* _YOUR GOAL_: From the blog post on Hamlet below, list each line of the play it quotes, and give the scene number wherever the post supplies one.

* _SOURCE DOCUMENT_:
********************

A Piece of Work

To prepare for the 2011 conference, may I suggest you read Hamlet and watch at least two versions of it. I like Brannagh, but it has useless and gratuitous and utterly distracting pornographic shots thrown in. Don’t watch it without some means to avert your gaze from their shame, as any gentleman or lady does when he sees it.

I also like Zefferelli’s Hamlet (Mel Gibson) but it leaves out pretty crucial elements and is overly Freudian in its interpretation.

Hamlet is a series of magnificent set-pieces, soliloquies and discussions that penetrate the inner chambers and ventricles of the heart while undulating the spectator between heaven and earth, none more, perhaps than the scene shown in the two versions below. “What a piece of work is a man.”



Compare this with 3:1 (To be or not to be) and 4:4 (What is a man) both of which you can see on YouTube. You can see a bit of a progression of Hamlet’s attitude to man, and therefore to action, but he’ll still rise and fall a few more times before his final fall (or is it a rise?).

As a devotee of Hamlet as the greatest play ever written, I crave your thoughts, reflections, and insights on these scenes.

6 Responses

  1. Sharaya, thanks for pointing us to that film; I’ll be able to get it through my library, and look forward to watching it in preparation for teaching the play this year. I would like also to recommend my so-far favourite film of the play, the very excellent version filmed by the BBC thirty years ago with Derek Jacobi in the title role. http://www.imdb.com/title/tt0080835/ The series is less cinematic than Branagh’s or Zeffirelli’s films, (i.e., they were working with a lot less money, so the sets look like sets and the soundtrack’s no great shakes), but the acting and directing are superb in this one, and the whole family can watch it.

  2. My husband and I watched Zefferelli’s Hamlet on Monday night, went to the Oregon Shakespeare Festival’s production yesterday afternoon, and topped it off with Brannagh last night. This trilogy issued an intense twenty-four hours.

********************

* _DATASET ROWS_:
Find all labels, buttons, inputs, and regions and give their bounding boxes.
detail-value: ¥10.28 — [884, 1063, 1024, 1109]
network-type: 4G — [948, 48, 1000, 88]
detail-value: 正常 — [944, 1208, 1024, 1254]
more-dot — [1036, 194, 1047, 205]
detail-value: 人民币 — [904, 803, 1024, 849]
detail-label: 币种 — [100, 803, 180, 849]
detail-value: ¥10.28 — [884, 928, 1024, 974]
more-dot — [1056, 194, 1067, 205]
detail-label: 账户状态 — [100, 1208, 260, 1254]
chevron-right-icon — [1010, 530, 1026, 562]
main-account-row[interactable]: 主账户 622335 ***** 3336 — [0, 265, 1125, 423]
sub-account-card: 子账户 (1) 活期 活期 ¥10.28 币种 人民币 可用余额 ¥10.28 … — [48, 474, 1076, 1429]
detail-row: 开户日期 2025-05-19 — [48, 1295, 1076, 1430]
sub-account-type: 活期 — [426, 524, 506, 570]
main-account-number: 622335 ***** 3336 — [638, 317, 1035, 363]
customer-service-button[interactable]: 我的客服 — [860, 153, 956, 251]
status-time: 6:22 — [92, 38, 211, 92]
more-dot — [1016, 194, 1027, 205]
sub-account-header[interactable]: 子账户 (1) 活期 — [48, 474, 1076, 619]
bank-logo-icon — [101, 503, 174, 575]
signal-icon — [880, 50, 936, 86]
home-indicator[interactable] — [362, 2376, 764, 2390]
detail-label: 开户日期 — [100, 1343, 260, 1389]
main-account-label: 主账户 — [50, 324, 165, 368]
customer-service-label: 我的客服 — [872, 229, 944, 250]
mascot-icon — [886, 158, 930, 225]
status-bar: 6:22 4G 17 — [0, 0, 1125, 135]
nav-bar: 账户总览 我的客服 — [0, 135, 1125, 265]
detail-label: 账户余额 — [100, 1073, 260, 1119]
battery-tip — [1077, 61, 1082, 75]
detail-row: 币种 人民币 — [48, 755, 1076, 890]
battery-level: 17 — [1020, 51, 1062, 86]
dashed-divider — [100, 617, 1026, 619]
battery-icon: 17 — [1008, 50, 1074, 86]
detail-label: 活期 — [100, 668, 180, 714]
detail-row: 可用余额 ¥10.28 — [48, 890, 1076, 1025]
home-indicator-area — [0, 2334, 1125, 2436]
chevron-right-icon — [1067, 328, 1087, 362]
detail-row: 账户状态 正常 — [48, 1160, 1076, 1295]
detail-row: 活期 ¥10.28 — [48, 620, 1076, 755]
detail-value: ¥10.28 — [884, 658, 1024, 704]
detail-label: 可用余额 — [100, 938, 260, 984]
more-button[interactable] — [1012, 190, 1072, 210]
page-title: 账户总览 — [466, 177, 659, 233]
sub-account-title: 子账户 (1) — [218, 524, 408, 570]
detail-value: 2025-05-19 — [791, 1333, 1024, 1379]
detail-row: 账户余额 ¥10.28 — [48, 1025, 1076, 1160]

********************

* _RESULT_:
- "What a piece of work is a man." (no scene number given)
- "To be or not to be" (3:1)
- "What is a man" (4:4)